Every entry below should be repeated exactly; the pictures should not.

[Stored data entries]
· · · ·
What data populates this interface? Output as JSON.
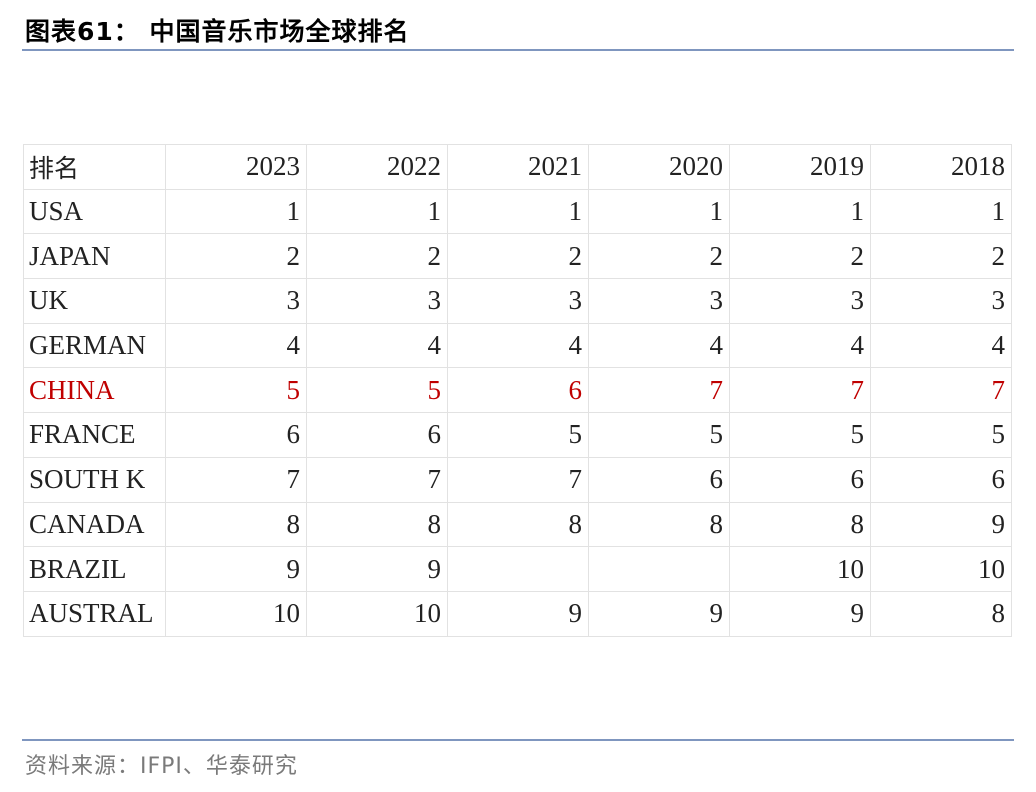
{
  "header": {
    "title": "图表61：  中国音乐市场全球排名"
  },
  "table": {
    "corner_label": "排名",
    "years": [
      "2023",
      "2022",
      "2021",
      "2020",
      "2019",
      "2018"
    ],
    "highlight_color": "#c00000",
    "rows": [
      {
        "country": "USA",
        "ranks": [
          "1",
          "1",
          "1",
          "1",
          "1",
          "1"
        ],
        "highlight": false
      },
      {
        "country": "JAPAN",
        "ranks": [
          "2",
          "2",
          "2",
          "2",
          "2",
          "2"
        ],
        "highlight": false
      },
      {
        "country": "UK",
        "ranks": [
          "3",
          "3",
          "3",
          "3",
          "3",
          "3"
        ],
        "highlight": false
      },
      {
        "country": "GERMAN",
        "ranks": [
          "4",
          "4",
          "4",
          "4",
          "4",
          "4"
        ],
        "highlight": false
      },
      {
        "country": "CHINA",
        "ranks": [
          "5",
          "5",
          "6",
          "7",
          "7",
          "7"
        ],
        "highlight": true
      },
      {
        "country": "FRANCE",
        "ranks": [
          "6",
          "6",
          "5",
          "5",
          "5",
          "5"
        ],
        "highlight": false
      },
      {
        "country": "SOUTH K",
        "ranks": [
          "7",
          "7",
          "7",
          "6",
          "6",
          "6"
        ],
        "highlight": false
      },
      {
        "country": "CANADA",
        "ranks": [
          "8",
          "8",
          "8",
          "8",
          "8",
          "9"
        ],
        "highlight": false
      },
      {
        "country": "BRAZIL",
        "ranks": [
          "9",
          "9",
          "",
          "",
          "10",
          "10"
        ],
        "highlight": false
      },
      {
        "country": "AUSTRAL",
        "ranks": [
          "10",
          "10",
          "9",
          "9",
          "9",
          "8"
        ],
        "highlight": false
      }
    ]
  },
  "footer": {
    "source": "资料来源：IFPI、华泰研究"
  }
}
· · · ·
### Solution to the exercise
What data populates this interface? Output as JSON.
{
  "header": {
    "title": "图表61：  中国音乐市场全球排名"
  },
  "table": {
    "corner_label": "排名",
    "years": [
      "2023",
      "2022",
      "2021",
      "2020",
      "2019",
      "2018"
    ],
    "highlight_color": "#c00000",
    "rows": [
      {
        "country": "USA",
        "ranks": [
          "1",
          "1",
          "1",
          "1",
          "1",
          "1"
        ],
        "highlight": false
      },
      {
        "country": "JAPAN",
        "ranks": [
          "2",
          "2",
          "2",
          "2",
          "2",
          "2"
        ],
        "highlight": false
      },
      {
        "country": "UK",
        "ranks": [
          "3",
          "3",
          "3",
          "3",
          "3",
          "3"
        ],
        "highlight": false
      },
      {
        "country": "GERMAN",
        "ranks": [
          "4",
          "4",
          "4",
          "4",
          "4",
          "4"
        ],
        "highlight": false
      },
      {
        "country": "CHINA",
        "ranks": [
          "5",
          "5",
          "6",
          "7",
          "7",
          "7"
        ],
        "highlight": true
      },
      {
        "country": "FRANCE",
        "ranks": [
          "6",
          "6",
          "5",
          "5",
          "5",
          "5"
        ],
        "highlight": false
      },
      {
        "country": "SOUTH K",
        "ranks": [
          "7",
          "7",
          "7",
          "6",
          "6",
          "6"
        ],
        "highlight": false
      },
      {
        "country": "CANADA",
        "ranks": [
          "8",
          "8",
          "8",
          "8",
          "8",
          "9"
        ],
        "highlight": false
      },
      {
        "country": "BRAZIL",
        "ranks": [
          "9",
          "9",
          "",
          "",
          "10",
          "10"
        ],
        "highlight": false
      },
      {
        "country": "AUSTRAL",
        "ranks": [
          "10",
          "10",
          "9",
          "9",
          "9",
          "8"
        ],
        "highlight": false
      }
    ]
  },
  "footer": {
    "source": "资料来源：IFPI、华泰研究"
  }
}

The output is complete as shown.